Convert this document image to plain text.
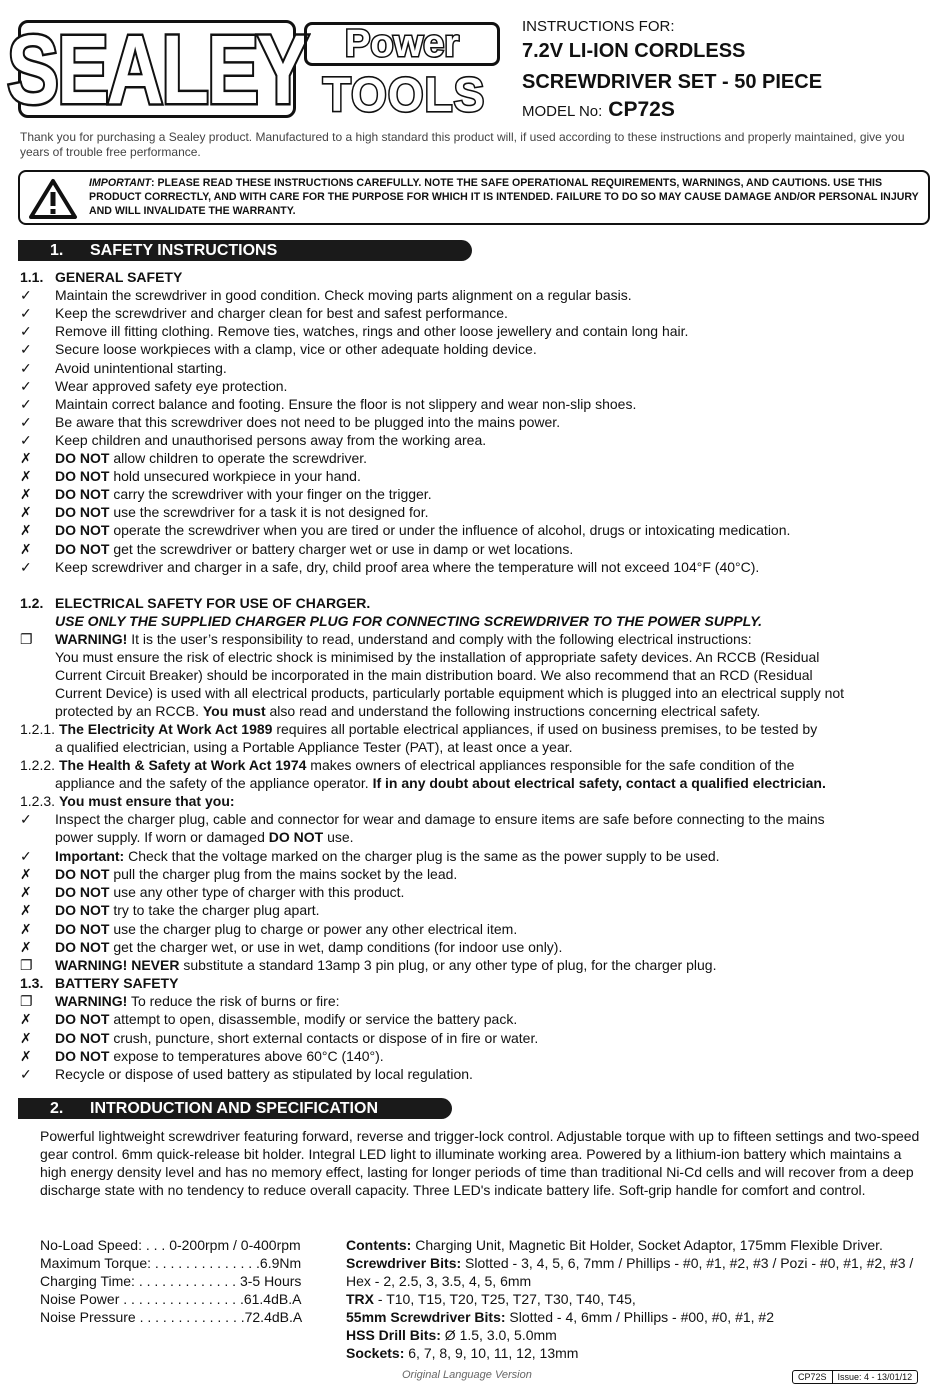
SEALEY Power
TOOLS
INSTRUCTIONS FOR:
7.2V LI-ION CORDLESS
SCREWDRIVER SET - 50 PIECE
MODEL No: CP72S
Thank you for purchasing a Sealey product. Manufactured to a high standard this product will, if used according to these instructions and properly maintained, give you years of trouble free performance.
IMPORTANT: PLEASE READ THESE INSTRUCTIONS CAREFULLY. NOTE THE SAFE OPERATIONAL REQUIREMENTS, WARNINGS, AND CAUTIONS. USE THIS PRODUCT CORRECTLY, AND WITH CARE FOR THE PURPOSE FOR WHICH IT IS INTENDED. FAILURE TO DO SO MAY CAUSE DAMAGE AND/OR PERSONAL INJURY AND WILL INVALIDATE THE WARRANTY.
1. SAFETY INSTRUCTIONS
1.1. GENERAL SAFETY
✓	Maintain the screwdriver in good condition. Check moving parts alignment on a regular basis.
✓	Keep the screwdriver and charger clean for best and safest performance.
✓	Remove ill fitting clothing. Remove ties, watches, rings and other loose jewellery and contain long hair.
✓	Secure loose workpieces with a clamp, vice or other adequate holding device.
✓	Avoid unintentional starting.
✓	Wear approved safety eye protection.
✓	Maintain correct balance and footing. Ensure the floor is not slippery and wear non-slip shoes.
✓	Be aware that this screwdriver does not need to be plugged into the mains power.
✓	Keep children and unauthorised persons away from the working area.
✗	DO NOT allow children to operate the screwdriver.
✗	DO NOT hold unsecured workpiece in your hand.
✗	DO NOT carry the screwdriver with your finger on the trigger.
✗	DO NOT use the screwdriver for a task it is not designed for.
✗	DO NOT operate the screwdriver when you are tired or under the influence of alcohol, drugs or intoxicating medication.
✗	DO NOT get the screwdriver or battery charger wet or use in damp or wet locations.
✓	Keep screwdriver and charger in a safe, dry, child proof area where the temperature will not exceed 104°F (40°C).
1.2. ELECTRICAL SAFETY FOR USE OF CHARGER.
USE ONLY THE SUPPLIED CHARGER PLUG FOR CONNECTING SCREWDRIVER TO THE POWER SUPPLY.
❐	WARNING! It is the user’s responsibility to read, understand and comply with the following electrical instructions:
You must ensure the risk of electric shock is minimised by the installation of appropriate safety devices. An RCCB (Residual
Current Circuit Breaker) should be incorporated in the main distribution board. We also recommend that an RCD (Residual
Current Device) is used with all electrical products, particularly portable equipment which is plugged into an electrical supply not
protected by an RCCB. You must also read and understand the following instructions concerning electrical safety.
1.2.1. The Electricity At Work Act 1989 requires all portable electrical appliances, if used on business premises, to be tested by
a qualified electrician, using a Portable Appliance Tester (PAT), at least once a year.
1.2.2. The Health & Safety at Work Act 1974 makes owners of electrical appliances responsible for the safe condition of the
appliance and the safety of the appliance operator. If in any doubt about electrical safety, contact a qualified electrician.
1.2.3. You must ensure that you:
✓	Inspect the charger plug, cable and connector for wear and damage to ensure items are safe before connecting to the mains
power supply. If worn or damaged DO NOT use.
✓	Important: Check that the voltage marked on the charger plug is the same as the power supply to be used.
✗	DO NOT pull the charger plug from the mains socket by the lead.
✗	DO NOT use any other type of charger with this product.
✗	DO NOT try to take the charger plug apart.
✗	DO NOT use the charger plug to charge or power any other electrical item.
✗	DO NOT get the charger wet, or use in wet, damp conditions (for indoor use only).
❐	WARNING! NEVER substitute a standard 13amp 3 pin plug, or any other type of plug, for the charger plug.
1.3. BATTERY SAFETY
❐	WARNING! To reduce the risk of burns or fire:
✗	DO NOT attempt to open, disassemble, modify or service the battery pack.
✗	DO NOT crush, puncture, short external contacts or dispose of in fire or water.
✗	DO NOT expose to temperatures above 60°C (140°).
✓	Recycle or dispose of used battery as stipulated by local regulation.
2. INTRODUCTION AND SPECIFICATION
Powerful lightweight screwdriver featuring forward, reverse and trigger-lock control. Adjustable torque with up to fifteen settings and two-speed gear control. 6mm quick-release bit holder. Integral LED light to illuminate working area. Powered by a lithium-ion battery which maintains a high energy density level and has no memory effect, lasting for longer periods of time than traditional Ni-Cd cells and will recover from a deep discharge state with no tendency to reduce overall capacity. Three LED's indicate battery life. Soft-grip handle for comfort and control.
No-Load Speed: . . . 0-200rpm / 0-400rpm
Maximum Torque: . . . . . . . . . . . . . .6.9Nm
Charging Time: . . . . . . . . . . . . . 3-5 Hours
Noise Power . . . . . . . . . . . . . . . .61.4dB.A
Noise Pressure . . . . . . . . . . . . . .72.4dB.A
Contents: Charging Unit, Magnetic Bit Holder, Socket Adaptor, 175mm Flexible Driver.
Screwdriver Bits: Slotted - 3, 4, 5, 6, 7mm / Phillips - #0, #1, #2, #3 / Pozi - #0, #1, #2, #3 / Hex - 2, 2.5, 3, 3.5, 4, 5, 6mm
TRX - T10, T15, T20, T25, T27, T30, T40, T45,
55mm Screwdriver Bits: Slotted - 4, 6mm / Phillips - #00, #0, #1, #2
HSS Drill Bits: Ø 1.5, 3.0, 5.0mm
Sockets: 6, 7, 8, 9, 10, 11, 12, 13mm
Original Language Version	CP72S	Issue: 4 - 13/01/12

---

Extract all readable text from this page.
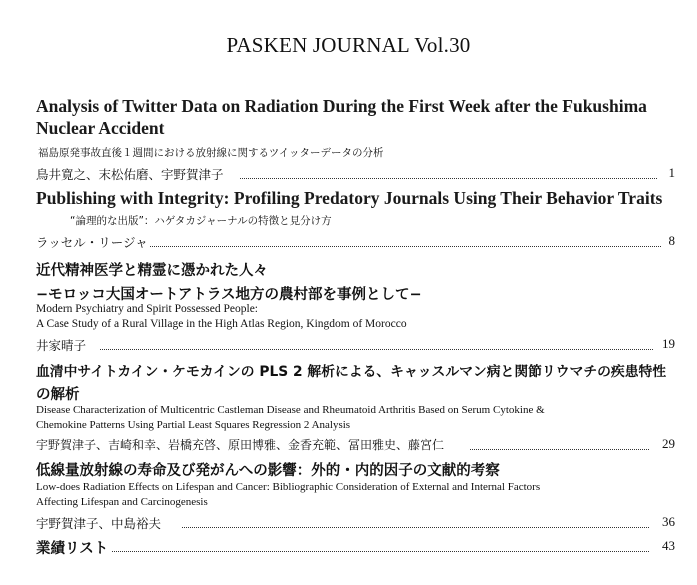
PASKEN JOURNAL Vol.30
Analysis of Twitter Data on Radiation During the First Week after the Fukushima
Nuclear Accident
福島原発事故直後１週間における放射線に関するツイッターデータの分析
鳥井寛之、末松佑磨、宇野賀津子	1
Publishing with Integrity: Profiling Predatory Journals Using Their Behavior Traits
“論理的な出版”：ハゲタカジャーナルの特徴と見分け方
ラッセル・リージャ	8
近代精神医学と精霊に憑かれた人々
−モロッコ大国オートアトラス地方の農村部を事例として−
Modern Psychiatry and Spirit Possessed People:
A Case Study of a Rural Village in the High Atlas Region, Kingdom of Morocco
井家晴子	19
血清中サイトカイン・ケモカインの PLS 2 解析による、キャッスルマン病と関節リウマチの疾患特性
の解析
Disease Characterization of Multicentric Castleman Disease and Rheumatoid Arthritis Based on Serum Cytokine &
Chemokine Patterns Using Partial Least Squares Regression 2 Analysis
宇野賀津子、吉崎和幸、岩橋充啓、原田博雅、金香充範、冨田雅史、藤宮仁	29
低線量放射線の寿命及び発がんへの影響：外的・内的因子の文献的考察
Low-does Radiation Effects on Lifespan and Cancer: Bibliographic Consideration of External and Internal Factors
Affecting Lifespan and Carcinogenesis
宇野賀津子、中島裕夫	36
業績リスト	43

Work instructions:
How many lines in this material contain the string "Charging"? Only the number is wanted.

Exercise solution:
2